Server: icecast/1.3.12
Content-Type: audio/mpeg
x-audiocast-location: Valencia CA
x-audiocast-admin: tre@shoko.calarts.edu
x-audiocast-server-url: http://shoko.calarts.edu
x-audiocast-udpport: 8000
x-audiocast-mount: /som
x-audiocast-name: CalArts School of Music
x-audiocast-description: Default description
x-audiocast-url: http://shoko.calarts.edu
x-audiocast-genre: Classical Jazz Experimental World Rock
x-audiocast-bitrate: 32
x-audiocast-public: 1

An interesting response header here is x-audiocast-udpport. It is only sent if the client includes an x-audiocast-udpport in the request headers, indicating the client's interest in receiving metadata updates via UDP packets (the client can indicate what port it would prefer to listen on, but the response doesn't necessarily match the request). jicyshout makes such a request, but work on code to read those messages has only just been started... in other words, it doesn't work yet.

Nevertheless, there's an interesting comparison to be made between the three major metadata systems:

Live 365 also offers information about the track it's streaming, but only to listeners using the site's popup window. The playlist is in a frame inside this window, pulled with a URL like http://www.live365.com/pls/front?handler=playlist&cmd=view&handle=handle&site=.., where the handle is a short name for the stream. Where do you get the name from? If Live 365 sends you a .pls file when you click the play button in their stream guide, a file1 URL in the .pls contains a session variable that appears to be the needed handle. Theoretically, you could screen-scrape this html to get the currently-playing item, but any changes to the html layout would break your code, to say nothing of whether Live 365 would tolerate this kind of reverse-engineering for long.

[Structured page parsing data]
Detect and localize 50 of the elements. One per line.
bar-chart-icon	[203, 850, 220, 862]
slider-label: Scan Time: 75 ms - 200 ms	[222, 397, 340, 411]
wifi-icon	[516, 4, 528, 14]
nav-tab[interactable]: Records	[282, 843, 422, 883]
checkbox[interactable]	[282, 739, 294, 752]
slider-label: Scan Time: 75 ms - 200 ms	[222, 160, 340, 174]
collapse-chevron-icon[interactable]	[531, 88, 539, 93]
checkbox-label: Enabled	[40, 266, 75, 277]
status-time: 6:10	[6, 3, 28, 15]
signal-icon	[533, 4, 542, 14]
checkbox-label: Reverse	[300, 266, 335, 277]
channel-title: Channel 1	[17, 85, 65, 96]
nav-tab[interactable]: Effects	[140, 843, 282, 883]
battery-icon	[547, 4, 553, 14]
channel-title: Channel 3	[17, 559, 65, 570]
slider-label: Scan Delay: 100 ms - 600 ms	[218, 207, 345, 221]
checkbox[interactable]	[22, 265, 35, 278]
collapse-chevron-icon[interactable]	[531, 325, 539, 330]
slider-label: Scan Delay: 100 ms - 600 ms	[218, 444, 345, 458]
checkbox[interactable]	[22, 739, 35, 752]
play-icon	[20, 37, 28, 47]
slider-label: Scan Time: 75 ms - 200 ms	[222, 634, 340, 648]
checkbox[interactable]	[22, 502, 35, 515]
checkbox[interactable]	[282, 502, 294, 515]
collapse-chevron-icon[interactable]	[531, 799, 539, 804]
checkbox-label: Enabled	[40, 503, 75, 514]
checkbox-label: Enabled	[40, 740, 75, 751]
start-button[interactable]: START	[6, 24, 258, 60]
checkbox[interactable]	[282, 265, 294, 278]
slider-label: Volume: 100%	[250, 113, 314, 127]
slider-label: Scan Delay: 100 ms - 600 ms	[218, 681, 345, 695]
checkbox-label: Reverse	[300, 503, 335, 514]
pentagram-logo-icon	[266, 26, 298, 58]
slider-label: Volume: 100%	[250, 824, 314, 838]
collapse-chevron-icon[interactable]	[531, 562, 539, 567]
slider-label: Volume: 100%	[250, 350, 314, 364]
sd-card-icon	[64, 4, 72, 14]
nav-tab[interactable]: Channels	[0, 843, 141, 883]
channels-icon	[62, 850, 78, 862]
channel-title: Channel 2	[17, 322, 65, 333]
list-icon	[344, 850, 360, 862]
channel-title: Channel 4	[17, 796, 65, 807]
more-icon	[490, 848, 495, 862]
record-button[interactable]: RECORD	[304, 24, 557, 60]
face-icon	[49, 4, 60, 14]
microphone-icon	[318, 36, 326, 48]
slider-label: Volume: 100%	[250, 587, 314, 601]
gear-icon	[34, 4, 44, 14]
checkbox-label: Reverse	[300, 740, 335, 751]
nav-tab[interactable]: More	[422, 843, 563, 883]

◆ Brief 1
According to the text on streaming metadata, why would screen-scraping Live 365's playlist html to get the currently playing item be an unreliable approach?
◆ Brief 2
In the text on streaming metadata, under what condition is the x-audiocast-udpport response header sent?

◆ Response area 1
Any change to the html layout would break the code. It is also uncertain whether Live 365 would tolerate that kind of reverse-engineering for long.

◆ Response area 2
It is sent only if the client includes an x-audiocast-udpport in its request headers.